## Input
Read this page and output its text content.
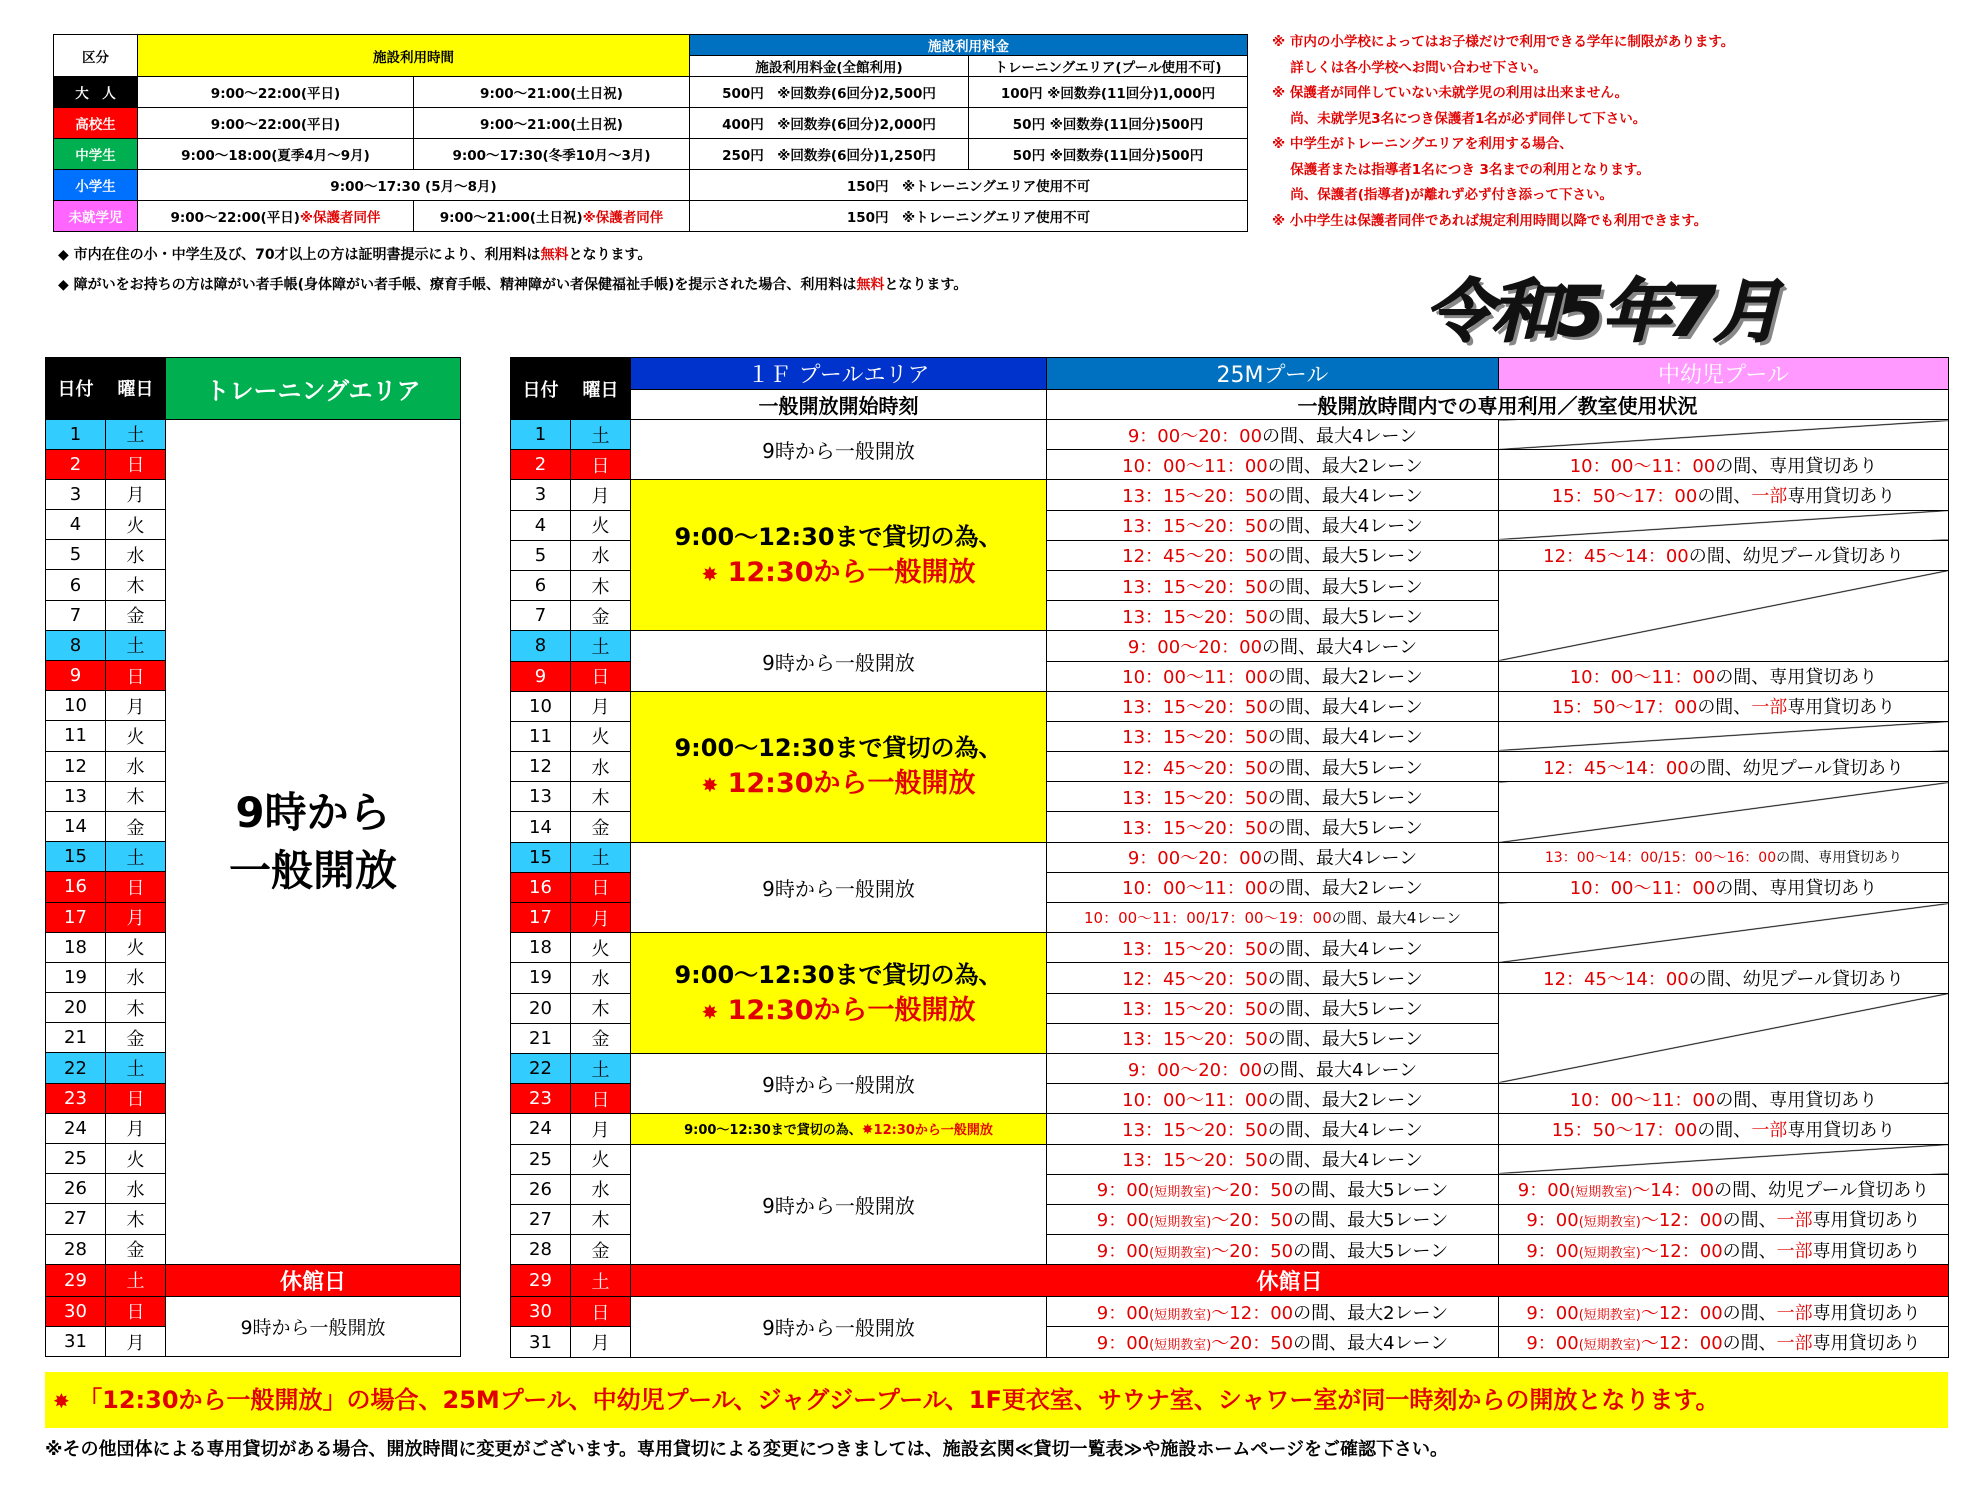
区分	施設利用時間		施設利用料金	
			施設利用料金(全館利用)	トレーニングエリア(プール使用不可)
大　人	9:00～22:00(平日)	9:00～21:00(土日祝)	500円　※回数券(6回分)2,500円	100円 ※回数券(11回分)1,000円
高校生	9:00～22:00(平日)	9:00～21:00(土日祝)	400円　※回数券(6回分)2,000円	50円 ※回数券(11回分)500円
中学生	9:00～18:00(夏季4月～9月)	9:00～17:30(冬季10月～3月)	250円　※回数券(6回分)1,250円	50円 ※回数券(11回分)500円
小学生	9:00～17:30 (5月～8月)		150円　※トレーニングエリア使用不可	
未就学児	9:00～22:00(平日)※保護者同伴	9:00～21:00(土日祝)※保護者同伴	150円　※トレーニングエリア使用不可	
◆ 市内在住の小・中学生及び、70才以上の方は証明書提示により、利用料は無料となります。
◆ 障がいをお持ちの方は障がい者手帳(身体障がい者手帳、療育手帳、精神障がい者保健福祉手帳)を提示された場合、利用料は無料となります。
※ 市内の小学校によってはお子様だけで利用できる学年に制限があります。
　 詳しくは各小学校へお問い合わせ下さい。
※ 保護者が同伴していない未就学児の利用は出来ません。
　 尚、未就学児3名につき保護者1名が必ず同伴して下さい。
※ 中学生がトレーニングエリアを利用する場合、
　 保護者または指導者1名につき 3名までの利用となります。
　 尚、保護者(指導者)が離れず必ず付き添って下さい。
※ 小中学生は保護者同伴であれば規定利用時間以降でも利用できます。
令和5年7月
日付	曜日	トレーニングエリア
1	土	9時から
一般開放

2	日	
3	月	
4	火	
5	水	
6	木	
7	金	
8	土	
9	日	
10	月	
11	火	
12	水	
13	木	
14	金	
15	土	
16	日	
17	月	
18	火	
19	水	
20	木	
21	金	
22	土	
23	日	
24	月	
25	火	
26	水	
27	木	
28	金	
29	土	休館日
30	日	9時から一般開放
31	月	
日付	曜日	１Ｆ プールエリア	25Mプール	中幼児プール
		一般開放開始時刻	一般開放時間内での専用利用／教室使用状況	
1	土	9時から一般開放	9：00～20：00の間、最大4レーン	
2	日		10：00～11：00の間、最大2レーン	10：00～11：00の間、専用貸切あり
3	月	9:00～12:30まで貸切の為、
✸ 12:30から一般開放	13：15～20：50の間、最大4レーン	15：50～17：00の間、一部専用貸切あり
4	火		13：15～20：50の間、最大4レーン	
5	水		12：45～20：50の間、最大5レーン	12：45～14：00の間、幼児プール貸切あり
6	木		13：15～20：50の間、最大5レーン	
7	金		13：15～20：50の間、最大5レーン	
8	土	9時から一般開放	9：00～20：00の間、最大4レーン	
9	日		10：00～11：00の間、最大2レーン	10：00～11：00の間、専用貸切あり
10	月	9:00～12:30まで貸切の為、
✸ 12:30から一般開放	13：15～20：50の間、最大4レーン	15：50～17：00の間、一部専用貸切あり
11	火		13：15～20：50の間、最大4レーン	
12	水		12：45～20：50の間、最大5レーン	12：45～14：00の間、幼児プール貸切あり
13	木		13：15～20：50の間、最大5レーン	
14	金		13：15～20：50の間、最大5レーン	
15	土	9時から一般開放	9：00～20：00の間、最大4レーン	13：00～14：00/15：00～16：00の間、専用貸切あり
16	日		10：00～11：00の間、最大2レーン	10：00～11：00の間、専用貸切あり
17	月		10：00～11：00/17：00～19：00の間、最大4レーン	
18	火	9:00～12:30まで貸切の為、
✸ 12:30から一般開放	13：15～20：50の間、最大4レーン	
19	水		12：45～20：50の間、最大5レーン	12：45～14：00の間、幼児プール貸切あり
20	木		13：15～20：50の間、最大5レーン	
21	金		13：15～20：50の間、最大5レーン	
22	土	9時から一般開放	9：00～20：00の間、最大4レーン	
23	日		10：00～11：00の間、最大2レーン	10：00～11：00の間、専用貸切あり
24	月	9:00～12:30まで貸切の為、✸12:30から一般開放	13：15～20：50の間、最大4レーン	15：50～17：00の間、一部専用貸切あり
25	火	9時から一般開放	13：15～20：50の間、最大4レーン	
26	水		9：00(短期教室)～20：50の間、最大5レーン	9：00(短期教室)～14：00の間、幼児プール貸切あり
27	木		9：00(短期教室)～20：50の間、最大5レーン	9：00(短期教室)～12：00の間、一部専用貸切あり
28	金		9：00(短期教室)～20：50の間、最大5レーン	9：00(短期教室)～12：00の間、一部専用貸切あり
29	土	休館日		
30	日	9時から一般開放	9：00(短期教室)～12：00の間、最大2レーン	9：00(短期教室)～12：00の間、一部専用貸切あり
31	月		9：00(短期教室)～20：50の間、最大4レーン	9：00(短期教室)～12：00の間、一部専用貸切あり
✸ 「12:30から一般開放」の場合、25Mプール、中幼児プール、ジャグジープール、1F更衣室、サウナ室、シャワー室が同一時刻からの開放となります。
※その他団体による専用貸切がある場合、開放時間に変更がございます。専用貸切による変更につきましては、施設玄関≪貸切一覧表≫や施設ホームページをご確認下さい。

## What the exercise asks
Skip every picture and transcribe the data above exactly.

## Reply
Read this page and output its text content.
区分	施設利用時間		施設利用料金	
			施設利用料金(全館利用)	トレーニングエリア(プール使用不可)
大　人	9:00～22:00(平日)	9:00～21:00(土日祝)	500円　※回数券(6回分)2,500円	100円 ※回数券(11回分)1,000円
高校生	9:00～22:00(平日)	9:00～21:00(土日祝)	400円　※回数券(6回分)2,000円	50円 ※回数券(11回分)500円
中学生	9:00～18:00(夏季4月～9月)	9:00～17:30(冬季10月～3月)	250円　※回数券(6回分)1,250円	50円 ※回数券(11回分)500円
小学生	9:00～17:30 (5月～8月)		150円　※トレーニングエリア使用不可	
未就学児	9:00～22:00(平日)※保護者同伴	9:00～21:00(土日祝)※保護者同伴	150円　※トレーニングエリア使用不可	
◆ 市内在住の小・中学生及び、70才以上の方は証明書提示により、利用料は無料となります。
◆ 障がいをお持ちの方は障がい者手帳(身体障がい者手帳、療育手帳、精神障がい者保健福祉手帳)を提示された場合、利用料は無料となります。
※ 市内の小学校によってはお子様だけで利用できる学年に制限があります。
　 詳しくは各小学校へお問い合わせ下さい。
※ 保護者が同伴していない未就学児の利用は出来ません。
　 尚、未就学児3名につき保護者1名が必ず同伴して下さい。
※ 中学生がトレーニングエリアを利用する場合、
　 保護者または指導者1名につき 3名までの利用となります。
　 尚、保護者(指導者)が離れず必ず付き添って下さい。
※ 小中学生は保護者同伴であれば規定利用時間以降でも利用できます。
令和5年7月
日付	曜日	トレーニングエリア
1	土	9時から
一般開放

2	日	
3	月	
4	火	
5	水	
6	木	
7	金	
8	土	
9	日	
10	月	
11	火	
12	水	
13	木	
14	金	
15	土	
16	日	
17	月	
18	火	
19	水	
20	木	
21	金	
22	土	
23	日	
24	月	
25	火	
26	水	
27	木	
28	金	
29	土	休館日
30	日	9時から一般開放
31	月	
日付	曜日	１Ｆ プールエリア	25Mプール	中幼児プール
		一般開放開始時刻	一般開放時間内での専用利用／教室使用状況	
1	土	9時から一般開放	9：00～20：00の間、最大4レーン	
2	日		10：00～11：00の間、最大2レーン	10：00～11：00の間、専用貸切あり
3	月	9:00～12:30まで貸切の為、
✸ 12:30から一般開放	13：15～20：50の間、最大4レーン	15：50～17：00の間、一部専用貸切あり
4	火		13：15～20：50の間、最大4レーン	
5	水		12：45～20：50の間、最大5レーン	12：45～14：00の間、幼児プール貸切あり
6	木		13：15～20：50の間、最大5レーン	
7	金		13：15～20：50の間、最大5レーン	
8	土	9時から一般開放	9：00～20：00の間、最大4レーン	
9	日		10：00～11：00の間、最大2レーン	10：00～11：00の間、専用貸切あり
10	月	9:00～12:30まで貸切の為、
✸ 12:30から一般開放	13：15～20：50の間、最大4レーン	15：50～17：00の間、一部専用貸切あり
11	火		13：15～20：50の間、最大4レーン	
12	水		12：45～20：50の間、最大5レーン	12：45～14：00の間、幼児プール貸切あり
13	木		13：15～20：50の間、最大5レーン	
14	金		13：15～20：50の間、最大5レーン	
15	土	9時から一般開放	9：00～20：00の間、最大4レーン	13：00～14：00/15：00～16：00の間、専用貸切あり
16	日		10：00～11：00の間、最大2レーン	10：00～11：00の間、専用貸切あり
17	月		10：00～11：00/17：00～19：00の間、最大4レーン	
18	火	9:00～12:30まで貸切の為、
✸ 12:30から一般開放	13：15～20：50の間、最大4レーン	
19	水		12：45～20：50の間、最大5レーン	12：45～14：00の間、幼児プール貸切あり
20	木		13：15～20：50の間、最大5レーン	
21	金		13：15～20：50の間、最大5レーン	
22	土	9時から一般開放	9：00～20：00の間、最大4レーン	
23	日		10：00～11：00の間、最大2レーン	10：00～11：00の間、専用貸切あり
24	月	9:00～12:30まで貸切の為、✸12:30から一般開放	13：15～20：50の間、最大4レーン	15：50～17：00の間、一部専用貸切あり
25	火	9時から一般開放	13：15～20：50の間、最大4レーン	
26	水		9：00(短期教室)～20：50の間、最大5レーン	9：00(短期教室)～14：00の間、幼児プール貸切あり
27	木		9：00(短期教室)～20：50の間、最大5レーン	9：00(短期教室)～12：00の間、一部専用貸切あり
28	金		9：00(短期教室)～20：50の間、最大5レーン	9：00(短期教室)～12：00の間、一部専用貸切あり
29	土	休館日		
30	日	9時から一般開放	9：00(短期教室)～12：00の間、最大2レーン	9：00(短期教室)～12：00の間、一部専用貸切あり
31	月		9：00(短期教室)～20：50の間、最大4レーン	9：00(短期教室)～12：00の間、一部専用貸切あり
✸ 「12:30から一般開放」の場合、25Mプール、中幼児プール、ジャグジープール、1F更衣室、サウナ室、シャワー室が同一時刻からの開放となります。
※その他団体による専用貸切がある場合、開放時間に変更がございます。専用貸切による変更につきましては、施設玄関≪貸切一覧表≫や施設ホームページをご確認下さい。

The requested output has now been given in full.